**Task details:** Write out each line exactly as it stands, please.

-- begin Entries --

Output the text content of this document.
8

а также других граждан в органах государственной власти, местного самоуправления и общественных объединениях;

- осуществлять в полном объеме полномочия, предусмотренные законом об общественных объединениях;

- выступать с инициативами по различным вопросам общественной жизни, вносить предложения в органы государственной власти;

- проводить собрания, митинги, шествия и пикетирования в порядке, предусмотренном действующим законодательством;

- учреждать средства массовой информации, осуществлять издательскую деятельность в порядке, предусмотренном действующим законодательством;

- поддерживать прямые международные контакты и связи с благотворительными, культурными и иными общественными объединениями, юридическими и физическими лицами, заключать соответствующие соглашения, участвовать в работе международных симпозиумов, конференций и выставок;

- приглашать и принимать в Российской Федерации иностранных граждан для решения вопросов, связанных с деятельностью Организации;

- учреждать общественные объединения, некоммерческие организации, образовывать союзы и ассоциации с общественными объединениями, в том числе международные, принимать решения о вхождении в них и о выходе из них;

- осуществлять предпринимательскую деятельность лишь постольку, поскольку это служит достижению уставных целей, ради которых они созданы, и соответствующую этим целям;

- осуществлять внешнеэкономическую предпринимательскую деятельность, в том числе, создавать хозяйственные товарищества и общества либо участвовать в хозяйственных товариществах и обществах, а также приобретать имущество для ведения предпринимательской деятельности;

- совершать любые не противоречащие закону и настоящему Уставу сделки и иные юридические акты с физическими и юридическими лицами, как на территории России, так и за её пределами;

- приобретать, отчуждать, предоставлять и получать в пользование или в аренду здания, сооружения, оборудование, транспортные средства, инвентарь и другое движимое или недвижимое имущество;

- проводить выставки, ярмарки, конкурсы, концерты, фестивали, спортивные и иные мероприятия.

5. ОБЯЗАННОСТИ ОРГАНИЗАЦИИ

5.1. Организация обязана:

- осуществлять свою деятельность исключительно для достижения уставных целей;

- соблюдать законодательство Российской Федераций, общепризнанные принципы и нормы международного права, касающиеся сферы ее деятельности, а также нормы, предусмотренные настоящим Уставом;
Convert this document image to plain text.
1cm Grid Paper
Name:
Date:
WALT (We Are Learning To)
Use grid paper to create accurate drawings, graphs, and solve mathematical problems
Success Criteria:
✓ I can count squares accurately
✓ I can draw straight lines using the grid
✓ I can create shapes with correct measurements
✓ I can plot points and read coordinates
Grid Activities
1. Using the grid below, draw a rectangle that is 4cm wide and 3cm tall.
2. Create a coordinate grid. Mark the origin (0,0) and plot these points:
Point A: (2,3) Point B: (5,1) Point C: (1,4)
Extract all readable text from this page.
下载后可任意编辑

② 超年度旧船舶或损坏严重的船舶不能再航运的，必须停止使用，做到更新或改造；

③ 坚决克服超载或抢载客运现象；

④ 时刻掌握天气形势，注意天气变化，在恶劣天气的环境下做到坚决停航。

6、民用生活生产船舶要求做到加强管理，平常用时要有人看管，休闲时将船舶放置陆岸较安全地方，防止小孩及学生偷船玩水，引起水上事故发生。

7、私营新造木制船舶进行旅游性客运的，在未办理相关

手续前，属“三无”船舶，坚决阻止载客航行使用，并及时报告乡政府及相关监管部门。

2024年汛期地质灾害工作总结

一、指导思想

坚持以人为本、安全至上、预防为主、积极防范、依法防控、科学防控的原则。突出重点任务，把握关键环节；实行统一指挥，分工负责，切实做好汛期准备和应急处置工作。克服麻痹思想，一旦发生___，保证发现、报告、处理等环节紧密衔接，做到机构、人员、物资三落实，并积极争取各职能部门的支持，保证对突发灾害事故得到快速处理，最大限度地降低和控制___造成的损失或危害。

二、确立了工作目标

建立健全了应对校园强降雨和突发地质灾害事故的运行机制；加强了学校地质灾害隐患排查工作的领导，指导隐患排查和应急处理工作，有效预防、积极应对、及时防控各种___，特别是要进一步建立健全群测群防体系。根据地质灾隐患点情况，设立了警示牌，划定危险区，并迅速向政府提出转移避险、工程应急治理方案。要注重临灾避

-- end Entries --

**Solved exercise:**
Output the text content of this document.
8

а также других граждан в органах государственной власти, местного самоуправления и общественных объединениях;

- осуществлять в полном объеме полномочия, предусмотренные законом об общественных объединениях;

- выступать с инициативами по различным вопросам общественной жизни, вносить предложения в органы государственной власти;

- проводить собрания, митинги, шествия и пикетирования в порядке, предусмотренном действующим законодательством;

- учреждать средства массовой информации, осуществлять издательскую деятельность в порядке, предусмотренном действующим законодательством;

- поддерживать прямые международные контакты и связи с благотворительными, культурными и иными общественными объединениями, юридическими и физическими лицами, заключать соответствующие соглашения, участвовать в работе международных симпозиумов, конференций и выставок;

- приглашать и принимать в Российской Федерации иностранных граждан для решения вопросов, связанных с деятельностью Организации;

- учреждать общественные объединения, некоммерческие организации, образовывать союзы и ассоциации с общественными объединениями, в том числе международные, принимать решения о вхождении в них и о выходе из них;

- осуществлять предпринимательскую деятельность лишь постольку, поскольку это служит достижению уставных целей, ради которых они созданы, и соответствующую этим целям;

- осуществлять внешнеэкономическую предпринимательскую деятельность, в том числе, создавать хозяйственные товарищества и общества либо участвовать в хозяйственных товариществах и обществах, а также приобретать имущество для ведения предпринимательской деятельности;

- совершать любые не противоречащие закону и настоящему Уставу сделки и иные юридические акты с физическими и юридическими лицами, как на территории России, так и за её пределами;

- приобретать, отчуждать, предоставлять и получать в пользование или в аренду здания, сооружения, оборудование, транспортные средства, инвентарь и другое движимое или недвижимое имущество;

- проводить выставки, ярмарки, конкурсы, концерты, фестивали, спортивные и иные мероприятия.

5. ОБЯЗАННОСТИ ОРГАНИЗАЦИИ

5.1. Организация обязана:

- осуществлять свою деятельность исключительно для достижения уставных целей;

- соблюдать законодательство Российской Федераций, общепризнанные принципы и нормы международного права, касающиеся сферы ее деятельности, а также нормы, предусмотренные настоящим Уставом;
Convert this document image to plain text.
1cm Grid Paper
Name:
Date:
WALT (We Are Learning To)
Use grid paper to create accurate drawings, graphs, and solve mathematical problems
Success Criteria:
✓ I can count squares accurately
✓ I can draw straight lines using the grid
✓ I can create shapes with correct measurements
✓ I can plot points and read coordinates
Grid Activities
1. Using the grid below, draw a rectangle that is 4cm wide and 3cm tall.
2. Create a coordinate grid. Mark the origin (0,0) and plot these points:
Point A: (2,3) Point B: (5,1) Point C: (1,4)
Extract all readable text from this page.
下载后可任意编辑

② 超年度旧船舶或损坏严重的船舶不能再航运的，必须停止使用，做到更新或改造；

③ 坚决克服超载或抢载客运现象；

④ 时刻掌握天气形势，注意天气变化，在恶劣天气的环境下做到坚决停航。

6、民用生活生产船舶要求做到加强管理，平常用时要有人看管，休闲时将船舶放置陆岸较安全地方，防止小孩及学生偷船玩水，引起水上事故发生。

7、私营新造木制船舶进行旅游性客运的，在未办理相关

手续前，属“三无”船舶，坚决阻止载客航行使用，并及时报告乡政府及相关监管部门。

2024年汛期地质灾害工作总结

一、指导思想

坚持以人为本、安全至上、预防为主、积极防范、依法防控、科学防控的原则。突出重点任务，把握关键环节；实行统一指挥，分工负责，切实做好汛期准备和应急处置工作。克服麻痹思想，一旦发生___，保证发现、报告、处理等环节紧密衔接，做到机构、人员、物资三落实，并积极争取各职能部门的支持，保证对突发灾害事故得到快速处理，最大限度地降低和控制___造成的损失或危害。

二、确立了工作目标

建立健全了应对校园强降雨和突发地质灾害事故的运行机制；加强了学校地质灾害隐患排查工作的领导，指导隐患排查和应急处理工作，有效预防、积极应对、及时防控各种___，特别是要进一步建立健全群测群防体系。根据地质灾隐患点情况，设立了警示牌，划定危险区，并迅速向政府提出转移避险、工程应急治理方案。要注重临灾避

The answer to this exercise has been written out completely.